» Data excerpts
========================================================================

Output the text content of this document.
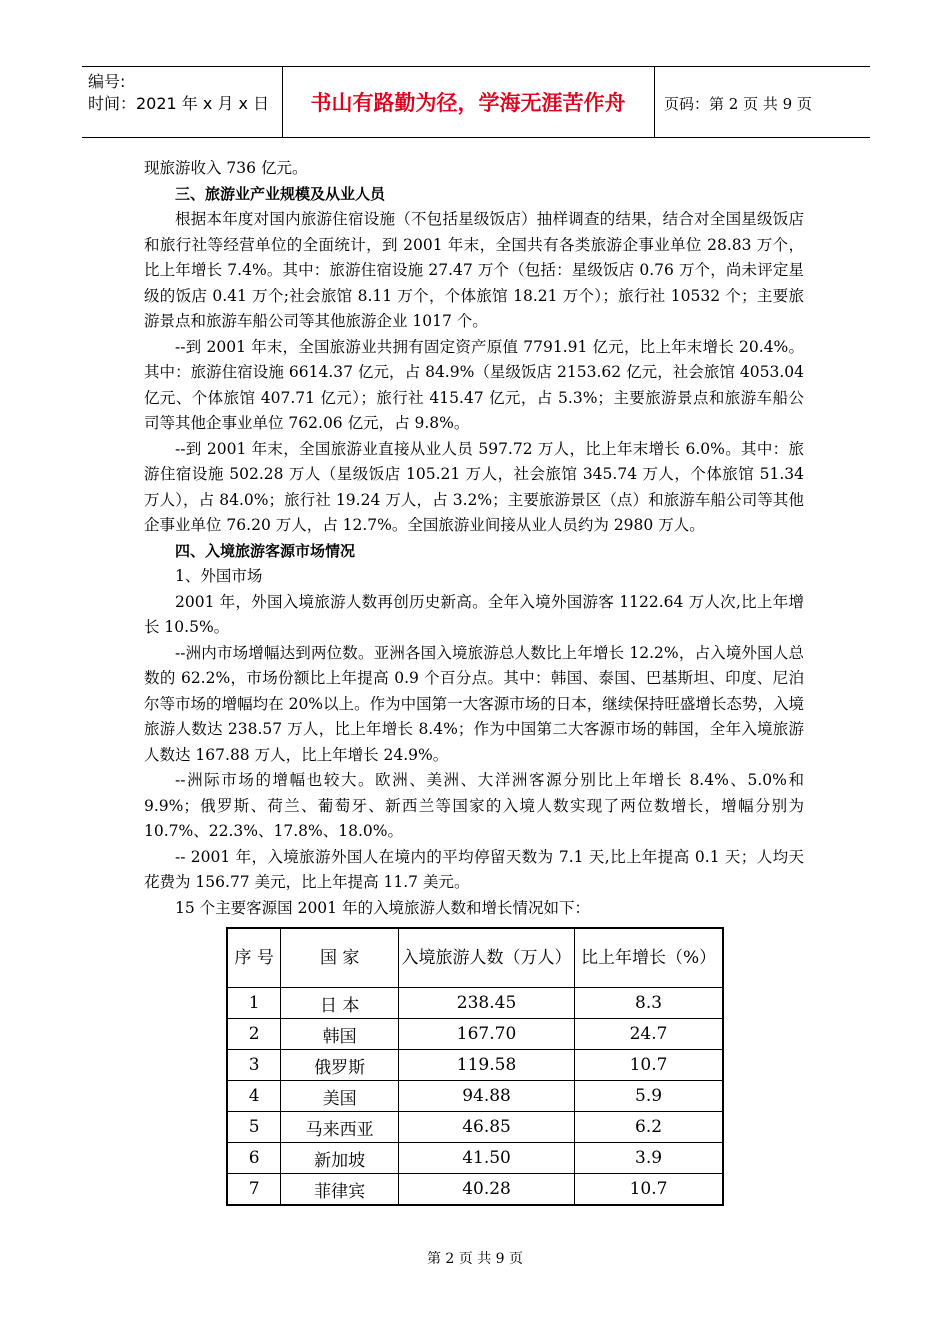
编号:
时间：2021 年 x 月 x 日	书山有路勤为径，学海无涯苦作舟	页码：第 2 页 共 9 页

现旅游收入 736 亿元。

三、旅游业产业规模及从业人员

根据本年度对国内旅游住宿设施（不包括星级饭店）抽样调查的结果，结合对全国星级饭店和旅行社等经营单位的全面统计，到 2001 年末，全国共有各类旅游企事业单位 28.83 万个，比上年增长 7.4%。其中：旅游住宿设施 27.47 万个（包括：星级饭店 0.76 万个，尚未评定星级的饭店 0.41 万个;社会旅馆 8.11 万个，个体旅馆 18.21 万个）；旅行社 10532 个；主要旅游景点和旅游车船公司等其他旅游企业 1017 个。

--到 2001 年末，全国旅游业共拥有固定资产原值 7791.91 亿元，比上年末增长 20.4%。其中：旅游住宿设施 6614.37 亿元，占 84.9%（星级饭店 2153.62 亿元，社会旅馆 4053.04 亿元、个体旅馆 407.71 亿元）；旅行社 415.47 亿元，占 5.3%；主要旅游景点和旅游车船公司等其他企事业单位 762.06 亿元，占 9.8%。

--到 2001 年末，全国旅游业直接从业人员 597.72 万人，比上年末增长 6.0%。其中：旅游住宿设施 502.28 万人（星级饭店 105.21 万人，社会旅馆 345.74 万人，个体旅馆 51.34 万人），占 84.0%；旅行社 19.24 万人，占 3.2%；主要旅游景区（点）和旅游车船公司等其他企事业单位 76.20 万人，占 12.7%。全国旅游业间接从业人员约为 2980 万人。

四、入境旅游客源市场情况

1、外国市场

2001 年，外国入境旅游人数再创历史新高。全年入境外国游客 1122.64 万人次,比上年增长 10.5%。

--洲内市场增幅达到两位数。亚洲各国入境旅游总人数比上年增长 12.2%，占入境外国人总数的 62.2%，市场份额比上年提高 0.9 个百分点。其中：韩国、泰国、巴基斯坦、印度、尼泊尔等市场的增幅均在 20%以上。作为中国第一大客源市场的日本，继续保持旺盛增长态势，入境旅游人数达 238.57 万人，比上年增长 8.4%；作为中国第二大客源市场的韩国，全年入境旅游人数达 167.88 万人，比上年增长 24.9%。

--洲际市场的增幅也较大。欧洲、美洲、大洋洲客源分别比上年增长 8.4%、5.0%和 9.9%；俄罗斯、荷兰、葡萄牙、新西兰等国家的入境人数实现了两位数增长，增幅分别为 10.7%、22.3%、17.8%、18.0%。

-- 2001 年，入境旅游外国人在境内的平均停留天数为 7.1 天,比上年提高 0.1 天；人均天花费为 156.77 美元，比上年提高 11.7 美元。

15 个主要客源国 2001 年的入境旅游人数和增长情况如下：

序 号	国 家	入境旅游人数（万人）	比上年增长（%）
1	日 本	238.45	8.3
2	韩国	167.70	24.7
3	俄罗斯	119.58	10.7
4	美国	94.88	5.9
5	马来西亚	46.85	6.2
6	新加坡	41.50	3.9
7	菲律宾	40.28	10.7
第 2 页 共 9 页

========================================================================

» Instructions to follow
Return each line of the listing that holds the string "旅游住宿设施".

» Written response
根据本年度对国内旅游住宿设施（不包括星级饭店）抽样调查的结果，结合对全国星级饭店和旅行社等经营单位的全面统计，到 2001 年末，全国共有各类旅游企事业单位 28.83 万个，比上年增长 7.4%。其中：旅游住宿设施 27.47 万个（包括：星级饭店 0.76 万个，尚未评定星级的饭店 0.41 万个;社会旅馆 8.11 万个，个体旅馆 18.21 万个）；旅行社 10532 个；主要旅游景点和旅游车船公司等其他旅游企业 1017 个。
--到 2001 年末，全国旅游业共拥有固定资产原值 7791.91 亿元，比上年末增长 20.4%。其中：旅游住宿设施 6614.37 亿元，占 84.9%（星级饭店 2153.62 亿元，社会旅馆 4053.04 亿元、个体旅馆 407.71 亿元）；旅行社 415.47 亿元，占 5.3%；主要旅游景点和旅游车船公司等其他企事业单位 762.06 亿元，占 9.8%。
--到 2001 年末，全国旅游业直接从业人员 597.72 万人，比上年末增长 6.0%。其中：旅游住宿设施 502.28 万人（星级饭店 105.21 万人，社会旅馆 345.74 万人，个体旅馆 51.34 万人），占 84.0%；旅行社 19.24 万人，占 3.2%；主要旅游景区（点）和旅游车船公司等其他企事业单位 76.20 万人，占 12.7%。全国旅游业间接从业人员约为 2980 万人。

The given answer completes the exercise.